_EXERCISE DIRECTIONS_: Transcribe the material verbatim in full; the pictures do not belong in the copy.

_DATA TO PROCESS_:
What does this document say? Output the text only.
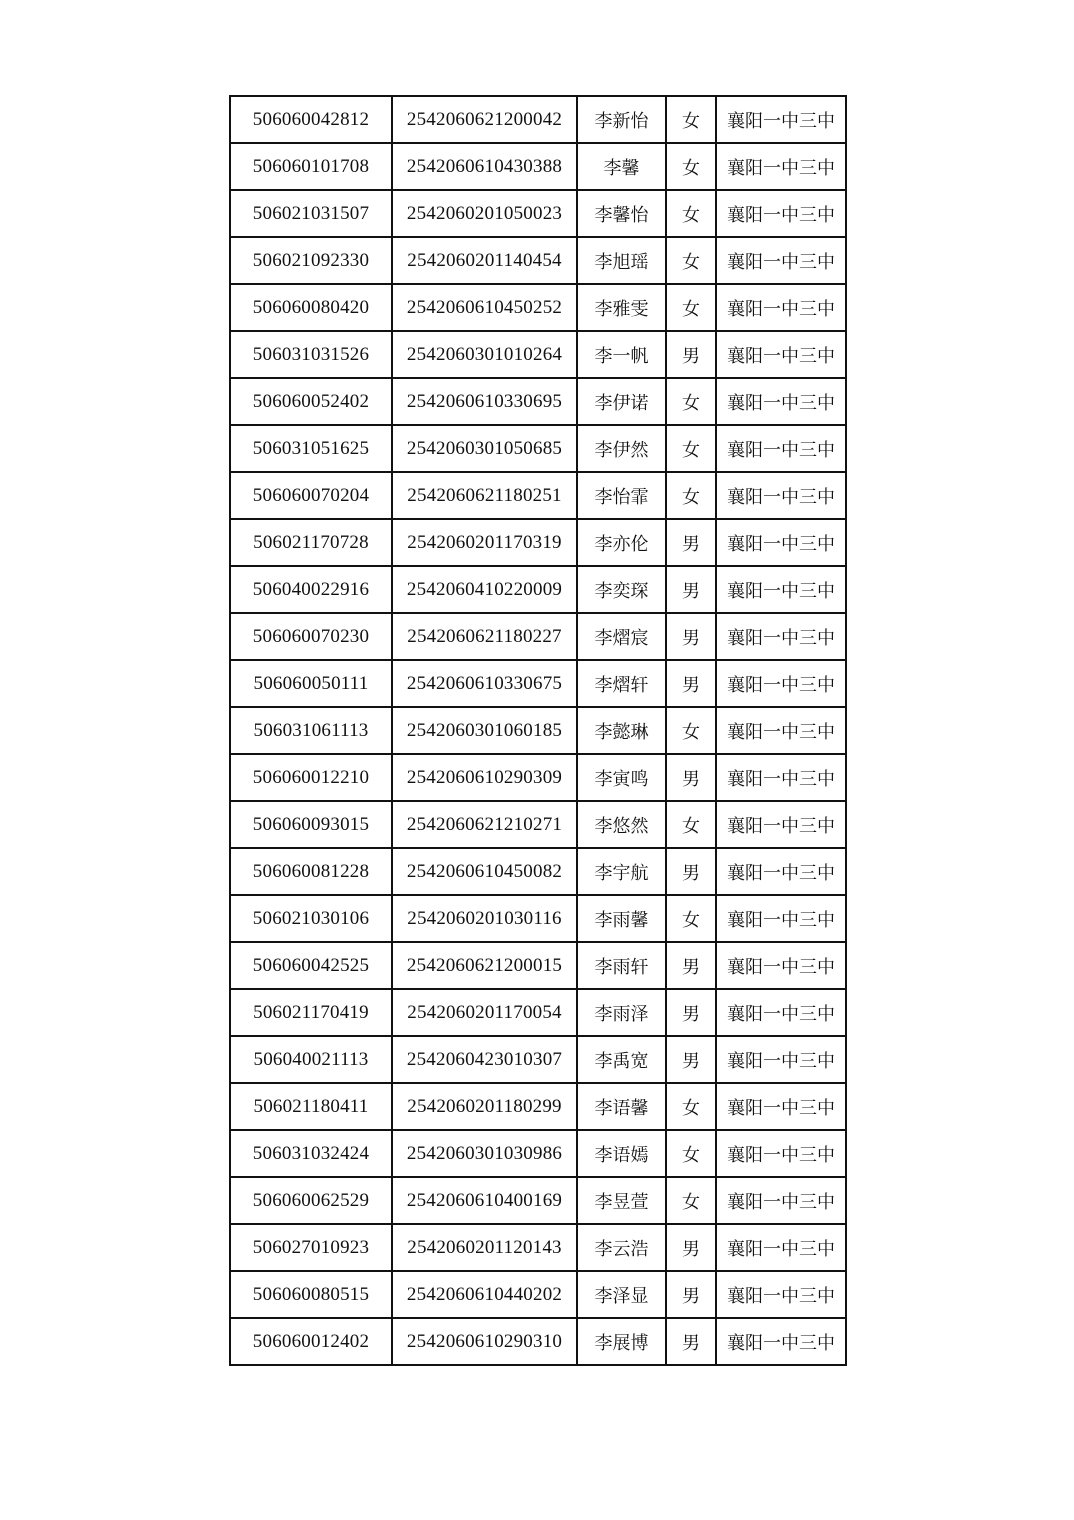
506060042812	2542060621200042	李新怡	女	襄阳一中三中
506060101708	2542060610430388	李馨	女	襄阳一中三中
506021031507	2542060201050023	李馨怡	女	襄阳一中三中
506021092330	2542060201140454	李旭瑶	女	襄阳一中三中
506060080420	2542060610450252	李雅雯	女	襄阳一中三中
506031031526	2542060301010264	李一帆	男	襄阳一中三中
506060052402	2542060610330695	李伊诺	女	襄阳一中三中
506031051625	2542060301050685	李伊然	女	襄阳一中三中
506060070204	2542060621180251	李怡霏	女	襄阳一中三中
506021170728	2542060201170319	李亦伦	男	襄阳一中三中
506040022916	2542060410220009	李奕琛	男	襄阳一中三中
506060070230	2542060621180227	李熠宸	男	襄阳一中三中
506060050111	2542060610330675	李熠轩	男	襄阳一中三中
506031061113	2542060301060185	李懿琳	女	襄阳一中三中
506060012210	2542060610290309	李寅鸣	男	襄阳一中三中
506060093015	2542060621210271	李悠然	女	襄阳一中三中
506060081228	2542060610450082	李宇航	男	襄阳一中三中
506021030106	2542060201030116	李雨馨	女	襄阳一中三中
506060042525	2542060621200015	李雨轩	男	襄阳一中三中
506021170419	2542060201170054	李雨泽	男	襄阳一中三中
506040021113	2542060423010307	李禹宽	男	襄阳一中三中
506021180411	2542060201180299	李语馨	女	襄阳一中三中
506031032424	2542060301030986	李语嫣	女	襄阳一中三中
506060062529	2542060610400169	李昱萱	女	襄阳一中三中
506027010923	2542060201120143	李云浩	男	襄阳一中三中
506060080515	2542060610440202	李泽显	男	襄阳一中三中
506060012402	2542060610290310	李展博	男	襄阳一中三中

_RESPONSE TO THIS EXERCISE_:
What does this document say? Output the text only.
506060042812	2542060621200042	李新怡	女	襄阳一中三中
506060101708	2542060610430388	李馨	女	襄阳一中三中
506021031507	2542060201050023	李馨怡	女	襄阳一中三中
506021092330	2542060201140454	李旭瑶	女	襄阳一中三中
506060080420	2542060610450252	李雅雯	女	襄阳一中三中
506031031526	2542060301010264	李一帆	男	襄阳一中三中
506060052402	2542060610330695	李伊诺	女	襄阳一中三中
506031051625	2542060301050685	李伊然	女	襄阳一中三中
506060070204	2542060621180251	李怡霏	女	襄阳一中三中
506021170728	2542060201170319	李亦伦	男	襄阳一中三中
506040022916	2542060410220009	李奕琛	男	襄阳一中三中
506060070230	2542060621180227	李熠宸	男	襄阳一中三中
506060050111	2542060610330675	李熠轩	男	襄阳一中三中
506031061113	2542060301060185	李懿琳	女	襄阳一中三中
506060012210	2542060610290309	李寅鸣	男	襄阳一中三中
506060093015	2542060621210271	李悠然	女	襄阳一中三中
506060081228	2542060610450082	李宇航	男	襄阳一中三中
506021030106	2542060201030116	李雨馨	女	襄阳一中三中
506060042525	2542060621200015	李雨轩	男	襄阳一中三中
506021170419	2542060201170054	李雨泽	男	襄阳一中三中
506040021113	2542060423010307	李禹宽	男	襄阳一中三中
506021180411	2542060201180299	李语馨	女	襄阳一中三中
506031032424	2542060301030986	李语嫣	女	襄阳一中三中
506060062529	2542060610400169	李昱萱	女	襄阳一中三中
506027010923	2542060201120143	李云浩	男	襄阳一中三中
506060080515	2542060610440202	李泽显	男	襄阳一中三中
506060012402	2542060610290310	李展博	男	襄阳一中三中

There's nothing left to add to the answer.